■ Challenge
Skip every picture and transcribe the remaining material exactly.

■ Supplied information
::::::::

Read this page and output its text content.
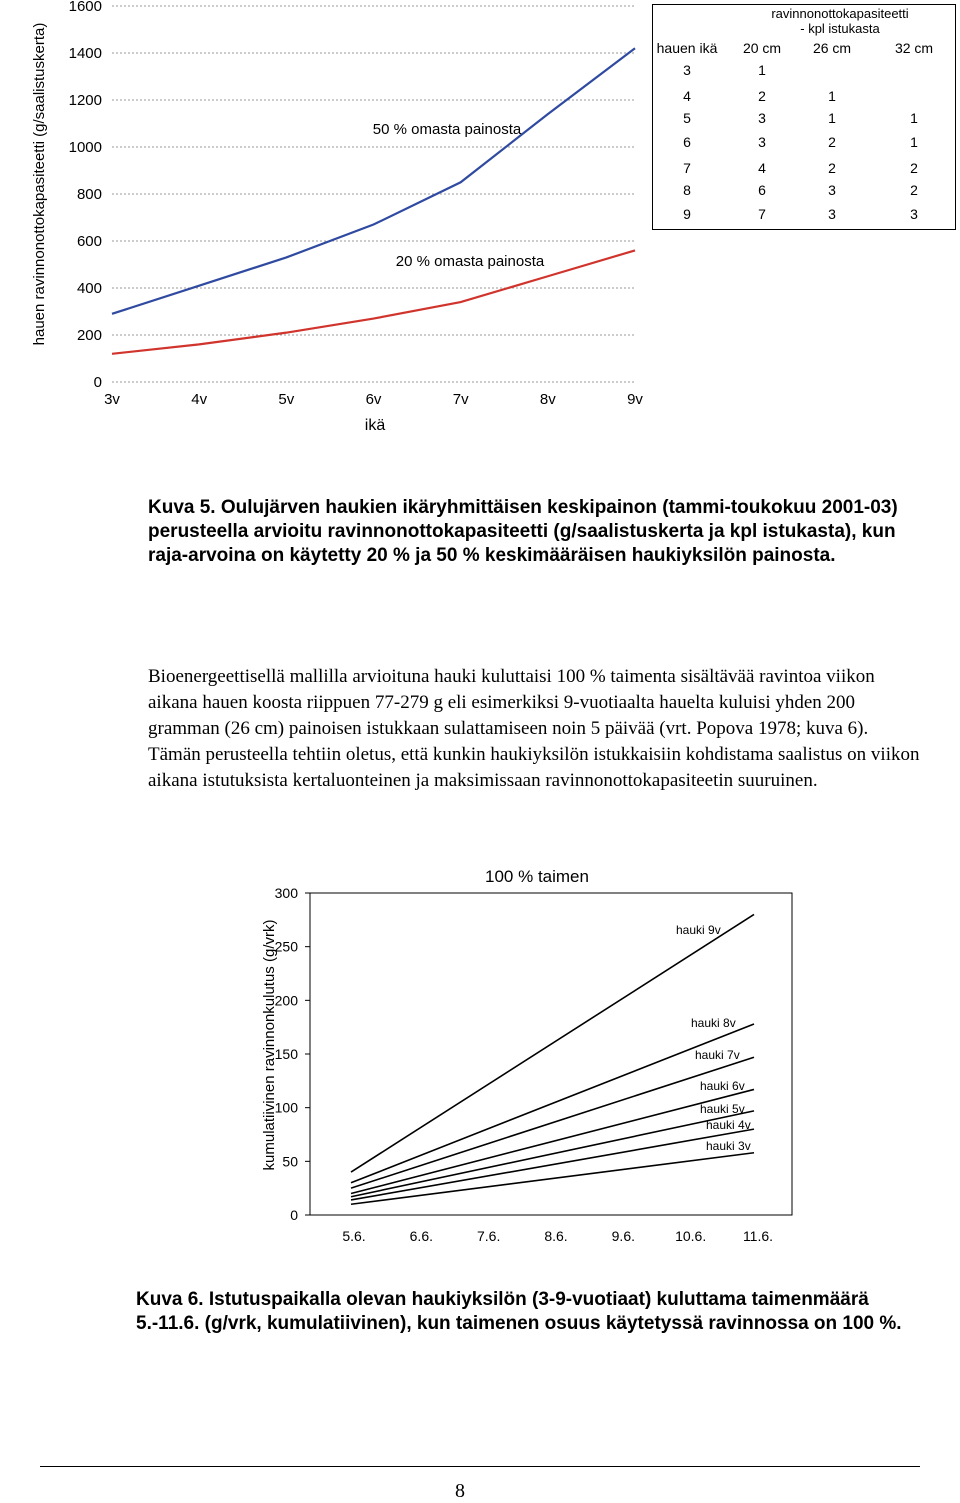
0
200
400
600
800
1000
1200
1400
1600
3v	4v	5v	6v	7v	8v	9v
hauen ravinnonottokapasiteetti (g/saalistuskerta)
ikä
50 % omasta painosta
20 % omasta painosta
ravinnonottokapasiteetti
- kpl istukasta
hauen ikä	20 cm	26 cm	32 cm
3	1
4	2	1
5	3	1	1
6	3	2	1
7	4	2	2
8	6	3	2
9	7	3	3
Kuva 5. Oulujärven haukien ikäryhmittäisen keskipainon (tammi-toukokuu 2001-03) perusteella arvioitu ravinnonottokapasiteetti (g/saalistuskerta ja kpl istukasta), kun raja-arvoina on käytetty 20 % ja 50 % keskimääräisen haukiyksilön painosta.

Bioenergeettisellä mallilla arvioituna hauki kuluttaisi 100 % taimenta sisältävää ravintoa viikon aikana hauen koosta riippuen 77-279 g eli esimerkiksi 9-vuotiaalta hauelta kuluisi yhden 200 gramman (26 cm) painoisen istukkaan sulattamiseen noin 5 päivää (vrt. Popova 1978; kuva 6). Tämän perusteella tehtiin oletus, että kunkin haukiyksilön istukkaisiin kohdistama saalistus on viikon aikana istutuksista kertaluonteinen ja maksimissaan ravinnonottokapasiteetin suuruinen.

0
50
100
150
200
250
300
5.6.	6.6.	7.6.	8.6.	9.6.	10.6.	11.6.
hauki 9v
hauki 8v
hauki 7v
hauki 6v
hauki 5v
hauki 4v
hauki 3v
100 % taimen
kumulatiivinen ravinnonkulutus (g/vrk)
Kuva 6. Istutuspaikalla olevan haukiyksilön (3-9-vuotiaat) kuluttama taimenmäärä 5.-11.6. (g/vrk, kumulatiivinen), kun taimenen osuus käytetyssä ravinnossa on 100 %.
8
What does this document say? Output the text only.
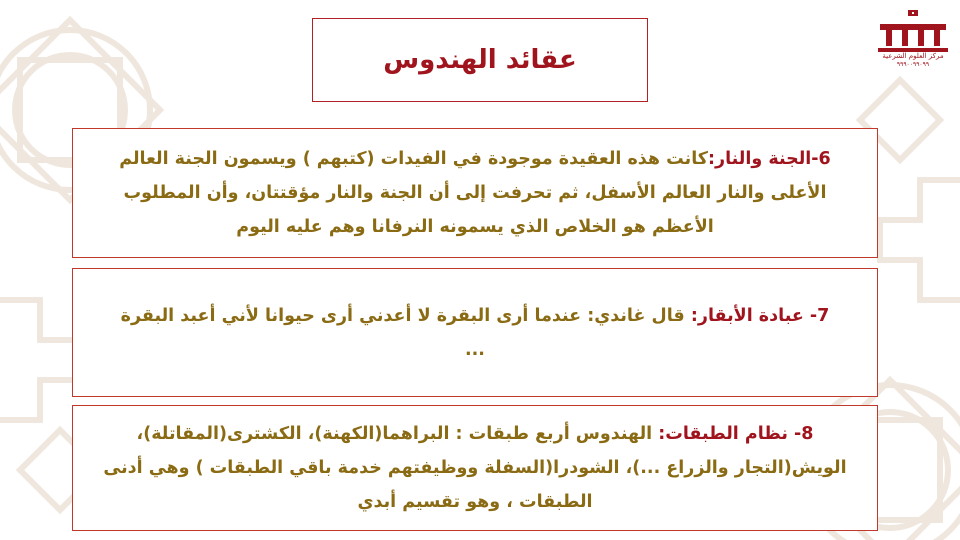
مركز العلوم الشرعية
٩٩٩٠٠٩٩٠٩٩
عقائد الهندوس

6-الجنة والنار:كانت هذه العقيدة موجودة في الفيدات (كتبهم ) ويسمون الجنة العالم

الأعلى والنار العالم الأسفل، ثم تحرفت إلى أن الجنة والنار مؤقتتان، وأن المطلوب

الأعظم هو الخلاص الذي يسمونه النرفانا وهم عليه اليوم

7- عبادة الأبقار: قال غاندي: عندما أرى البقرة لا أعدني أرى حيوانا لأني أعبد البقرة

...

8- نظام الطبقات: الهندوس أربع طبقات : البراهما(الكهنة)، الكشترى(المقاتلة)،

الويش(التجار والزراع ...)، الشودرا(السفلة ووظيفتهم خدمة باقي الطبقات ) وهي أدنى

الطبقات ، وهو تقسيم أبدي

::::::::

■ Response to this exercise
Read this page and output its text content.
0
200
400
600
800
1000
1200
1400
1600
3v	4v	5v	6v	7v	8v	9v
hauen ravinnonottokapasiteetti (g/saalistuskerta)
ikä
50 % omasta painosta
20 % omasta painosta
ravinnonottokapasiteetti
- kpl istukasta
hauen ikä	20 cm	26 cm	32 cm
3	1
4	2	1
5	3	1	1
6	3	2	1
7	4	2	2
8	6	3	2
9	7	3	3
Kuva 5. Oulujärven haukien ikäryhmittäisen keskipainon (tammi-toukokuu 2001-03) perusteella arvioitu ravinnonottokapasiteetti (g/saalistuskerta ja kpl istukasta), kun raja-arvoina on käytetty 20 % ja 50 % keskimääräisen haukiyksilön painosta.

Bioenergeettisellä mallilla arvioituna hauki kuluttaisi 100 % taimenta sisältävää ravintoa viikon aikana hauen koosta riippuen 77-279 g eli esimerkiksi 9-vuotiaalta hauelta kuluisi yhden 200 gramman (26 cm) painoisen istukkaan sulattamiseen noin 5 päivää (vrt. Popova 1978; kuva 6). Tämän perusteella tehtiin oletus, että kunkin haukiyksilön istukkaisiin kohdistama saalistus on viikon aikana istutuksista kertaluonteinen ja maksimissaan ravinnonottokapasiteetin suuruinen.

0
50
100
150
200
250
300
5.6.	6.6.	7.6.	8.6.	9.6.	10.6.	11.6.
hauki 9v
hauki 8v
hauki 7v
hauki 6v
hauki 5v
hauki 4v
hauki 3v
100 % taimen
kumulatiivinen ravinnonkulutus (g/vrk)
Kuva 6. Istutuspaikalla olevan haukiyksilön (3-9-vuotiaat) kuluttama taimenmäärä 5.-11.6. (g/vrk, kumulatiivinen), kun taimenen osuus käytetyssä ravinnossa on 100 %.
8
What does this document say? Output the text only.
مركز العلوم الشرعية
٩٩٩٠٠٩٩٠٩٩
عقائد الهندوس

6-الجنة والنار:كانت هذه العقيدة موجودة في الفيدات (كتبهم ) ويسمون الجنة العالم

الأعلى والنار العالم الأسفل، ثم تحرفت إلى أن الجنة والنار مؤقتتان، وأن المطلوب

الأعظم هو الخلاص الذي يسمونه النرفانا وهم عليه اليوم

7- عبادة الأبقار: قال غاندي: عندما أرى البقرة لا أعدني أرى حيوانا لأني أعبد البقرة

...

8- نظام الطبقات: الهندوس أربع طبقات : البراهما(الكهنة)، الكشترى(المقاتلة)،

الويش(التجار والزراع ...)، الشودرا(السفلة ووظيفتهم خدمة باقي الطبقات ) وهي أدنى

الطبقات ، وهو تقسيم أبدي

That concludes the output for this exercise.